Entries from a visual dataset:
-- start --

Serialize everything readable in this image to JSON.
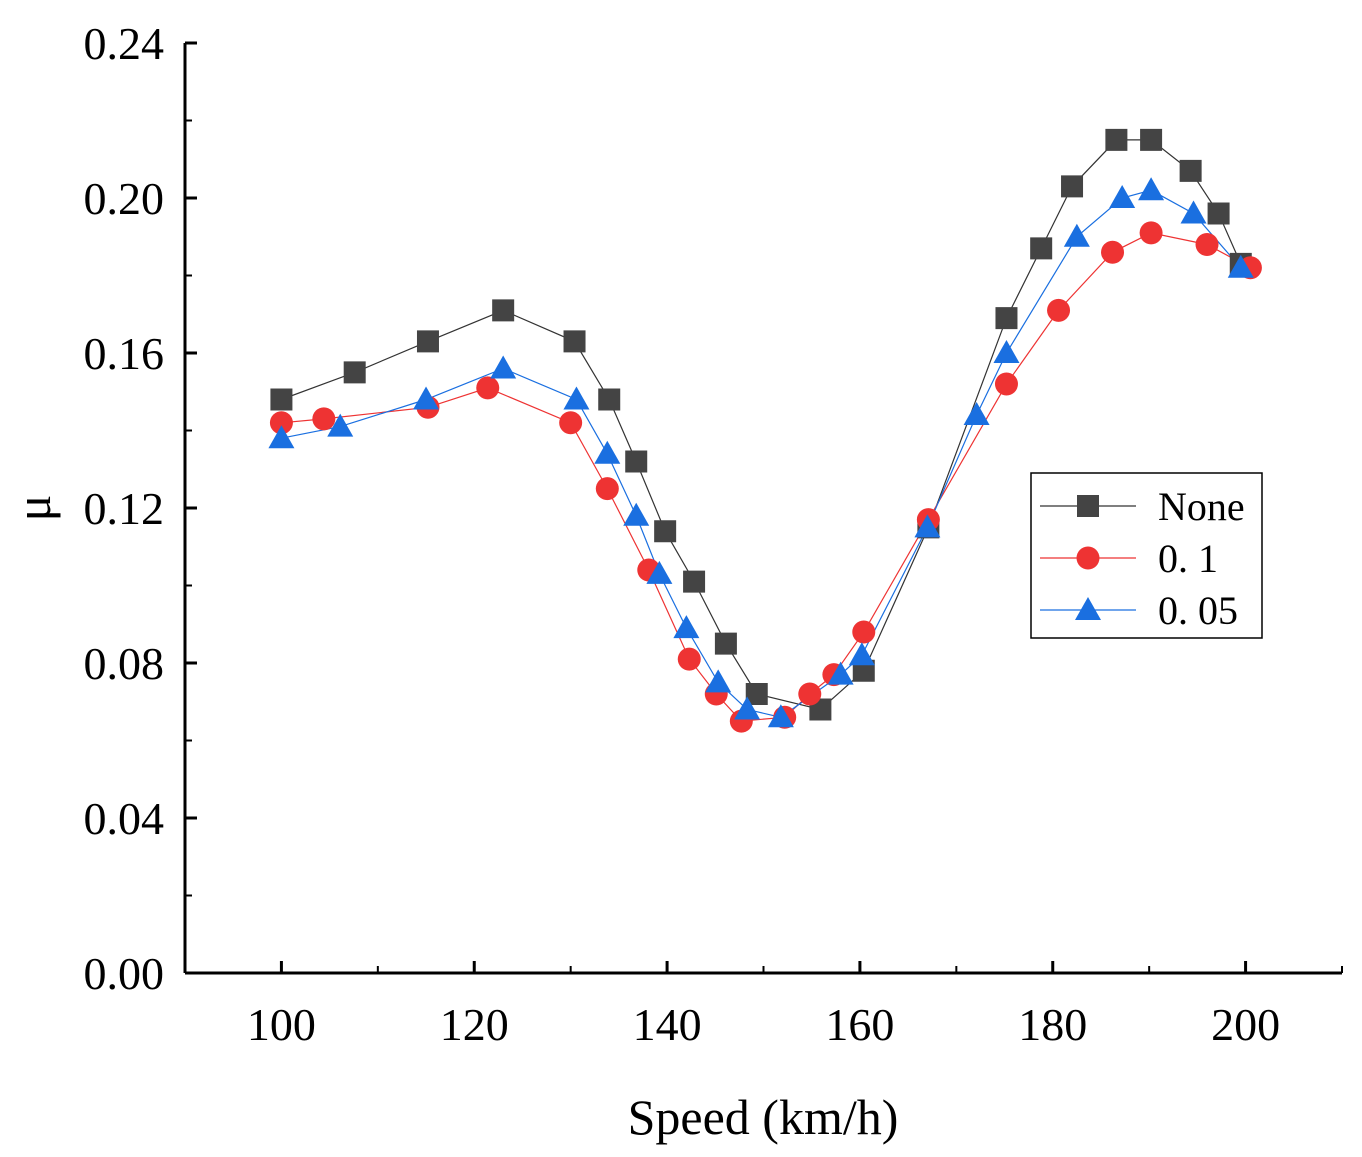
{
  "chart_data": {
    "type": "line",
    "title": "",
    "xlabel": "Speed (km/h)",
    "ylabel": "μ",
    "xlim": [
      90,
      210
    ],
    "ylim": [
      0.0,
      0.24
    ],
    "xticks": [
      100,
      120,
      140,
      160,
      180,
      200
    ],
    "xtick_labels": [
      "100",
      "120",
      "140",
      "160",
      "180",
      "200"
    ],
    "yticks": [
      0.0,
      0.04,
      0.08,
      0.12,
      0.16,
      0.2,
      0.24
    ],
    "ytick_labels": [
      "0.00",
      "0.04",
      "0.08",
      "0.12",
      "0.16",
      "0.20",
      "0.24"
    ],
    "grid": false,
    "legend_position": "center-right",
    "series": [
      {
        "name": "None",
        "marker": "square",
        "color": "#444444",
        "line_color": "#333333",
        "x": [
          100.0,
          107.6,
          115.2,
          123.0,
          130.4,
          134.0,
          136.8,
          139.8,
          142.8,
          146.1,
          149.3,
          155.9,
          160.4,
          167.1,
          175.2,
          178.8,
          182.0,
          186.6,
          190.2,
          194.3,
          197.2,
          199.5
        ],
        "y": [
          0.148,
          0.155,
          0.163,
          0.171,
          0.163,
          0.148,
          0.132,
          0.114,
          0.101,
          0.085,
          0.072,
          0.068,
          0.078,
          0.115,
          0.169,
          0.187,
          0.203,
          0.215,
          0.215,
          0.207,
          0.196,
          0.183
        ]
      },
      {
        "name": "0. 1",
        "marker": "circle",
        "color": "#ee3333",
        "line_color": "#ee3333",
        "x": [
          100.0,
          104.4,
          115.2,
          121.4,
          130.0,
          133.8,
          138.1,
          142.3,
          145.1,
          147.7,
          152.2,
          154.8,
          157.3,
          160.4,
          167.1,
          175.2,
          180.6,
          186.2,
          190.2,
          196.0,
          200.5
        ],
        "y": [
          0.142,
          0.143,
          0.146,
          0.151,
          0.142,
          0.125,
          0.104,
          0.081,
          0.072,
          0.065,
          0.066,
          0.072,
          0.077,
          0.088,
          0.117,
          0.152,
          0.171,
          0.186,
          0.191,
          0.188,
          0.182
        ]
      },
      {
        "name": "0. 05",
        "marker": "triangle",
        "color": "#1a6fe0",
        "line_color": "#1a6fe0",
        "x": [
          100.0,
          106.1,
          115.0,
          123.0,
          130.6,
          133.8,
          136.8,
          139.2,
          142.0,
          145.3,
          148.3,
          151.8,
          158.0,
          160.2,
          167.0,
          172.1,
          175.2,
          182.5,
          187.2,
          190.2,
          194.6,
          199.5
        ],
        "y": [
          0.138,
          0.141,
          0.148,
          0.156,
          0.148,
          0.134,
          0.118,
          0.103,
          0.089,
          0.075,
          0.068,
          0.066,
          0.077,
          0.082,
          0.115,
          0.144,
          0.16,
          0.19,
          0.2,
          0.202,
          0.196,
          0.182
        ]
      }
    ]
  }
}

-- end --

> _Prompt_
Gather each line of the listing that holds the string "marker".

> _Solution to this problem_
        "marker": "square",
        "marker": "circle",
        "marker": "triangle",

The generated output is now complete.